## What to work on
Report every line of the records below that includes the string "Капацитет".

## Items from a document page collection
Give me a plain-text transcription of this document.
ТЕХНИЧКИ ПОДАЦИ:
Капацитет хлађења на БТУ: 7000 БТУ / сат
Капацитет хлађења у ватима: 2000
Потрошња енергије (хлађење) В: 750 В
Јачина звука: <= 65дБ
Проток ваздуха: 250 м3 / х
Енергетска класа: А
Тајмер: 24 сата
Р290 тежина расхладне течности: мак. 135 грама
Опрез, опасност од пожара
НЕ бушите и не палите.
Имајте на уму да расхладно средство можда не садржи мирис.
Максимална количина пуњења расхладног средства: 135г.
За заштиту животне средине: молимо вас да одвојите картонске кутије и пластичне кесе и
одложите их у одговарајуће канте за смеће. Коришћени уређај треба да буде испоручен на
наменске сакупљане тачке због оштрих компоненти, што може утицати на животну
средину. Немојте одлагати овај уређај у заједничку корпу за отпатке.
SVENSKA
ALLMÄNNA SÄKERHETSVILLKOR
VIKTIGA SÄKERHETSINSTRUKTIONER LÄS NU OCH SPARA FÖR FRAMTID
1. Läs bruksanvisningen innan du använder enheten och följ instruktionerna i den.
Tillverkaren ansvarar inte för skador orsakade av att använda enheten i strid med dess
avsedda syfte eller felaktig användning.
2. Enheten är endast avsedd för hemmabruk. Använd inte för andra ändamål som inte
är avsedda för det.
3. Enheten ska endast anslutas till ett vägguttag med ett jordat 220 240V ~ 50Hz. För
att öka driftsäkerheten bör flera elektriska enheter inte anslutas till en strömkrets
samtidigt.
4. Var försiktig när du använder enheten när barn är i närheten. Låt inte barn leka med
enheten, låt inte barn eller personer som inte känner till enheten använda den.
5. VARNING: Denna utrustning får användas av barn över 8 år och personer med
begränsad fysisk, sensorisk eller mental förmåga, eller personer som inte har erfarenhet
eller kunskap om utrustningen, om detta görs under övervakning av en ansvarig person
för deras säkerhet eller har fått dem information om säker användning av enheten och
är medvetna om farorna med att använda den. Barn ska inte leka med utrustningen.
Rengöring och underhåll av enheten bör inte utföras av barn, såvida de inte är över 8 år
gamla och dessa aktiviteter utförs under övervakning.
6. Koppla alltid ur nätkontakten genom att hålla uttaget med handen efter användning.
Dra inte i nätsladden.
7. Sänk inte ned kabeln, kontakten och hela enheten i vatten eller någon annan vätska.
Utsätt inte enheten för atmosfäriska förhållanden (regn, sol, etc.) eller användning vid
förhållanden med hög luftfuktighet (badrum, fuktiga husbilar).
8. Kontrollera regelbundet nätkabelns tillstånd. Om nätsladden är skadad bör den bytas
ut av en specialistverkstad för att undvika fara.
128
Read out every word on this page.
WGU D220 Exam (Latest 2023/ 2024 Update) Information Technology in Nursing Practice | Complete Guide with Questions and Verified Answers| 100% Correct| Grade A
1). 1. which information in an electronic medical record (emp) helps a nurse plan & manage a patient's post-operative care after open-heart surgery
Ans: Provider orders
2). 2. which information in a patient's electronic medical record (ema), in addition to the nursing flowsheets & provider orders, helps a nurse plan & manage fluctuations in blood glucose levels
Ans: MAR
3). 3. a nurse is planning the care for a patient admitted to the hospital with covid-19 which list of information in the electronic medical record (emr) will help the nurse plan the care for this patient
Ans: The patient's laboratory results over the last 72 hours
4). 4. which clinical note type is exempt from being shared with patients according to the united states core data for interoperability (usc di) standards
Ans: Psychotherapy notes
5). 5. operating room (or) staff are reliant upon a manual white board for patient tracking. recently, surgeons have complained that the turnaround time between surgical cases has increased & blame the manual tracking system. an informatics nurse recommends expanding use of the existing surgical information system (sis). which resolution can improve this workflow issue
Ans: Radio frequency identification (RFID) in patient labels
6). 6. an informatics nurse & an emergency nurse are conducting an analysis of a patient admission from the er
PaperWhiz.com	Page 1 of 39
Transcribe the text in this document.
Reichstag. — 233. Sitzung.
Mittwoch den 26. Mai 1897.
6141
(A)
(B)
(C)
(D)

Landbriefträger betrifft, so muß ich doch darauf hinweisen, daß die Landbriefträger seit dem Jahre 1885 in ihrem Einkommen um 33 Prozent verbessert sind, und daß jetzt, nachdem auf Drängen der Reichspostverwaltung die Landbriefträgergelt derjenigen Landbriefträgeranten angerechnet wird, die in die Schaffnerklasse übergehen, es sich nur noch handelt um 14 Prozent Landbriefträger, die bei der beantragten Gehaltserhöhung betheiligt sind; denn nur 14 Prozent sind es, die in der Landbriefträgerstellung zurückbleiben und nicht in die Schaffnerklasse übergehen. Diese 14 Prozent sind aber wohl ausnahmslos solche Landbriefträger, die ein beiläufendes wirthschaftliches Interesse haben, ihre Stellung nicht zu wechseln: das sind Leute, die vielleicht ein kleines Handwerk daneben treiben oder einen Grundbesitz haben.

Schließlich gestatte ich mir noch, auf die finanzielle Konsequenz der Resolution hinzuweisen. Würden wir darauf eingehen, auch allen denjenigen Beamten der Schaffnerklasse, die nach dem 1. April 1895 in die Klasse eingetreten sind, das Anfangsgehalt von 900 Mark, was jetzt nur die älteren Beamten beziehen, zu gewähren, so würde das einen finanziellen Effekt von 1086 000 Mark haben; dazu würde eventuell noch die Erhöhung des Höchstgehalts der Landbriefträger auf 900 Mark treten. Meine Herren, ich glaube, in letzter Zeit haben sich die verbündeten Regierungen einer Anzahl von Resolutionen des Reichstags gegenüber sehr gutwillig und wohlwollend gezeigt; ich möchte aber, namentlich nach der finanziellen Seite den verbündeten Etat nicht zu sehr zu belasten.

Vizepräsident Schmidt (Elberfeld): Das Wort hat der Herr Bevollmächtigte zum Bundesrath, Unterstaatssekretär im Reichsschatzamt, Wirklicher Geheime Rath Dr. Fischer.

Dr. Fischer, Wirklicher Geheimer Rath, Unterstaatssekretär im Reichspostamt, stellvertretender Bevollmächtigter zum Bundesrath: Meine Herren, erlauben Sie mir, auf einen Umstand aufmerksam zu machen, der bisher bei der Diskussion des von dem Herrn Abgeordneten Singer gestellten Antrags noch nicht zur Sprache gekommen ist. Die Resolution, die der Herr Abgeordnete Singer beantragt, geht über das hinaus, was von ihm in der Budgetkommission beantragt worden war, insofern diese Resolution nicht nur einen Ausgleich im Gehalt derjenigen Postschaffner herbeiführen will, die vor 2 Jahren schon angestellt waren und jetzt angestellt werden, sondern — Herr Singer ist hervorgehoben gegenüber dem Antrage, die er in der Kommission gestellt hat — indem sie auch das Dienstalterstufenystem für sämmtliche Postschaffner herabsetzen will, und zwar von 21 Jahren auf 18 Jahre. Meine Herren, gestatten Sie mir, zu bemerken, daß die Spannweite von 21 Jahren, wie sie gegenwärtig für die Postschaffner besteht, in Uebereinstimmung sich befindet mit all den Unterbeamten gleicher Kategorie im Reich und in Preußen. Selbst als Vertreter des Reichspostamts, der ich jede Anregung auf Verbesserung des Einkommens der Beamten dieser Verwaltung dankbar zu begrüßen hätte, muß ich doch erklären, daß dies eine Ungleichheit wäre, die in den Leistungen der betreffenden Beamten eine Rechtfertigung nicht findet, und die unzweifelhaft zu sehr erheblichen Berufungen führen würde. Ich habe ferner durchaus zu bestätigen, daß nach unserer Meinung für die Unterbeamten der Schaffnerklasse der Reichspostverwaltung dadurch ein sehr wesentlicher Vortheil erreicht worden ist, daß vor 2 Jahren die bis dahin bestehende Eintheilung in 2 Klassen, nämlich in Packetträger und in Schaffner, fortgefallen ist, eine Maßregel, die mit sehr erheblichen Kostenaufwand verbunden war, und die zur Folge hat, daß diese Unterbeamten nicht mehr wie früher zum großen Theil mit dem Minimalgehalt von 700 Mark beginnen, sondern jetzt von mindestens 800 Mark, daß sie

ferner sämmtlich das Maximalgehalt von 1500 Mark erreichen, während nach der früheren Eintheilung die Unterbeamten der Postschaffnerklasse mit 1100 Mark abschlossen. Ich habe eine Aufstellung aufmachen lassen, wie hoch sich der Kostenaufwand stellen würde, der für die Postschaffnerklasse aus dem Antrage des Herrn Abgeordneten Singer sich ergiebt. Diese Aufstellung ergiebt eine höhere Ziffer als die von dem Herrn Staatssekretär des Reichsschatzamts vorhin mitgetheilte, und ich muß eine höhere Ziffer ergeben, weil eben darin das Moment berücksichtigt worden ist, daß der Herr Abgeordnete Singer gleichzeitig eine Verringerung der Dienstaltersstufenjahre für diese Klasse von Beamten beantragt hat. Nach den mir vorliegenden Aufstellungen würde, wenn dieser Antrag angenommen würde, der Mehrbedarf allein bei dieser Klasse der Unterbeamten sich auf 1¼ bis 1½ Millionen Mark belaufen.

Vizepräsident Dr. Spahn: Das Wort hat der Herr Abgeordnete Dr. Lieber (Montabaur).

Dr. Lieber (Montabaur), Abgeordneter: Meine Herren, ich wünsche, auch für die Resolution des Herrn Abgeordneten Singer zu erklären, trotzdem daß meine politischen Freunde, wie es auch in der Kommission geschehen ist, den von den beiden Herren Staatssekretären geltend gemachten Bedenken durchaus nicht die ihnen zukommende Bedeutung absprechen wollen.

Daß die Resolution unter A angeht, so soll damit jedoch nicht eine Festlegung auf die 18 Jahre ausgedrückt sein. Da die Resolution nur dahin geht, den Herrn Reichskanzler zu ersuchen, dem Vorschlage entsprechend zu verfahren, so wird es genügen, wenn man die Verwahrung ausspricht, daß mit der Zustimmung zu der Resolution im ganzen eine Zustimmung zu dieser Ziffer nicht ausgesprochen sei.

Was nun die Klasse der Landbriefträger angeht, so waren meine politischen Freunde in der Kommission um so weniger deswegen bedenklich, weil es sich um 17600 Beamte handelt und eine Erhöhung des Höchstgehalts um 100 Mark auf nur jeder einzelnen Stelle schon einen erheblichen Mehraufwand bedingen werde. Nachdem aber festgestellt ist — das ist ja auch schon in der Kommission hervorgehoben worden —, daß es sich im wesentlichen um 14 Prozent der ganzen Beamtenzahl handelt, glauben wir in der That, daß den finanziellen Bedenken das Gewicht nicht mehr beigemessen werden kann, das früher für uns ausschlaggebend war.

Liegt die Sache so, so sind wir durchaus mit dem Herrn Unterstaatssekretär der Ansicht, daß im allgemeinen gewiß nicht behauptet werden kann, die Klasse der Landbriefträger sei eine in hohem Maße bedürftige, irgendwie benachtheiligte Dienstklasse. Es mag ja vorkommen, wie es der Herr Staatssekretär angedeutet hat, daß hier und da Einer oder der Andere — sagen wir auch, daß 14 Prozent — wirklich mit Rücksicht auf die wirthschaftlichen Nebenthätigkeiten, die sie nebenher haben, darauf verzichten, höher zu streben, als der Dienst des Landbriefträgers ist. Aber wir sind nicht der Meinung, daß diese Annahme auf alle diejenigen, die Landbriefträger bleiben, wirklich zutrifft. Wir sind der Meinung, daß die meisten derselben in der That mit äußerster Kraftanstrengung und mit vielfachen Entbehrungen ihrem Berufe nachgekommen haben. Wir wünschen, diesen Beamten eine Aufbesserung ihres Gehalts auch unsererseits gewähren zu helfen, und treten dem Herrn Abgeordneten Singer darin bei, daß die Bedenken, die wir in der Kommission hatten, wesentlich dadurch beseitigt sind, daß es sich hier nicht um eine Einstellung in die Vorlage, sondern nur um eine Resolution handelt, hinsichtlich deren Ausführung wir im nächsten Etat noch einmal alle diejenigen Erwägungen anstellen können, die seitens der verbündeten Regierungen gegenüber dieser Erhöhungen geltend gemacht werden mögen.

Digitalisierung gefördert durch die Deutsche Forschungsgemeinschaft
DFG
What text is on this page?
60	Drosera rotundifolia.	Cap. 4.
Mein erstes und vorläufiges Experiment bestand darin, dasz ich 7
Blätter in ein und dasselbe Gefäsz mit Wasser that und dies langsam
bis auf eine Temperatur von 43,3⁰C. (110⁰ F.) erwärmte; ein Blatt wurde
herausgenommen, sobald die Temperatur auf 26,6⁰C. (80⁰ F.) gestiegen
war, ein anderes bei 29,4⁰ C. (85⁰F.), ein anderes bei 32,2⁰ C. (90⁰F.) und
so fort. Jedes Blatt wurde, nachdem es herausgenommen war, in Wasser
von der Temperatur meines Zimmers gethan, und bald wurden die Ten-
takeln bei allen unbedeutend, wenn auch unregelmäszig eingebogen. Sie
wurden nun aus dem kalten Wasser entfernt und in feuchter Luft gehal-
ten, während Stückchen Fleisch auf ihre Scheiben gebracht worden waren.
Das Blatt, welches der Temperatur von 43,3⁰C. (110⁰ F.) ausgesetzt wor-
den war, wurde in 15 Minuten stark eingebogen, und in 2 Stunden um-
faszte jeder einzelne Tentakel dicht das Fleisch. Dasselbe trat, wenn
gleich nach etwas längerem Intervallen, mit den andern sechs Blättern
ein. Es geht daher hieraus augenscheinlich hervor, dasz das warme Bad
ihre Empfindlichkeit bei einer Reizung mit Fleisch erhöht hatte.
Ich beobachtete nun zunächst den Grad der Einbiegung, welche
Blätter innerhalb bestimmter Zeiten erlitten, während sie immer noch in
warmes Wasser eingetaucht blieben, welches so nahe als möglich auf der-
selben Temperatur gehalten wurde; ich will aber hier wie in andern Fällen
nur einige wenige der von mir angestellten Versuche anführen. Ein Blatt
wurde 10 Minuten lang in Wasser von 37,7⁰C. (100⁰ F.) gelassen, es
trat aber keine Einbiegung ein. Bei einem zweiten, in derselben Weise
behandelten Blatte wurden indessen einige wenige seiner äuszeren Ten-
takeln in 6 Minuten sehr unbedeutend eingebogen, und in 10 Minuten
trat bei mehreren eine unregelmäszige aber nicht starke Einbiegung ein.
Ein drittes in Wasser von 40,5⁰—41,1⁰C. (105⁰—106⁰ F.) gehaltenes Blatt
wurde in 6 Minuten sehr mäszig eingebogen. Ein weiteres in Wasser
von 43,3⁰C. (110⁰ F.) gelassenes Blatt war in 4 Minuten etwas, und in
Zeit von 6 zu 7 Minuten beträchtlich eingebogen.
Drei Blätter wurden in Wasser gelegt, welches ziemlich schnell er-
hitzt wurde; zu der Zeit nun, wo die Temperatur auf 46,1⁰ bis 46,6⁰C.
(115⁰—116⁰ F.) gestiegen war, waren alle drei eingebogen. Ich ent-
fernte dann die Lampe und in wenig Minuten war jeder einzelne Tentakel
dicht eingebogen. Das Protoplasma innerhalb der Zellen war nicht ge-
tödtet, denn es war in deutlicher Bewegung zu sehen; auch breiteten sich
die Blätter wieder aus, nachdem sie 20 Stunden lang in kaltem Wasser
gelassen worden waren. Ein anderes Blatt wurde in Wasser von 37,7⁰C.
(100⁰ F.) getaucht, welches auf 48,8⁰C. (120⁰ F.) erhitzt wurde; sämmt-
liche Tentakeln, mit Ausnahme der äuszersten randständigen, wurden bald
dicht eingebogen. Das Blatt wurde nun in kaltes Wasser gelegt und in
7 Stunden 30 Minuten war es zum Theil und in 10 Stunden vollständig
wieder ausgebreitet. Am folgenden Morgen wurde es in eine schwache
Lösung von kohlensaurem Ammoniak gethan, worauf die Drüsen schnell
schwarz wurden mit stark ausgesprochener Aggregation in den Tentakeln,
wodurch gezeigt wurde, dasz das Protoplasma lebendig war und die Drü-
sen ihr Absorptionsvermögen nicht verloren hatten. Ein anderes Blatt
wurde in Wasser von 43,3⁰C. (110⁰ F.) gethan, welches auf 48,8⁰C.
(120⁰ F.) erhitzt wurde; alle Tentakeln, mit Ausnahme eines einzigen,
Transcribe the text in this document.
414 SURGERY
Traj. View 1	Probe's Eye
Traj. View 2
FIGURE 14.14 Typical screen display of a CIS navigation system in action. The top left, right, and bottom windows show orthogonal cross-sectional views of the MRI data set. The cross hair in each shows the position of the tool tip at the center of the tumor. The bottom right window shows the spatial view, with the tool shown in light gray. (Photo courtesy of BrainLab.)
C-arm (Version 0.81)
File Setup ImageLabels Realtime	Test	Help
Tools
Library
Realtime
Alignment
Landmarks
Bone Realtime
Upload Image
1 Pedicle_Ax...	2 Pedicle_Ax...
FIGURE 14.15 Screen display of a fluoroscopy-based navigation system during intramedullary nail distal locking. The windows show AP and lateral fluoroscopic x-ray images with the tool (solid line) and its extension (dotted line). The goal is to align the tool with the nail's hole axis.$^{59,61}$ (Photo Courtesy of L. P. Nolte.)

## Problem solution
Капацитет хлађења на БТУ: 7000 БТУ / сат
Капацитет хлађења у ватима: 2000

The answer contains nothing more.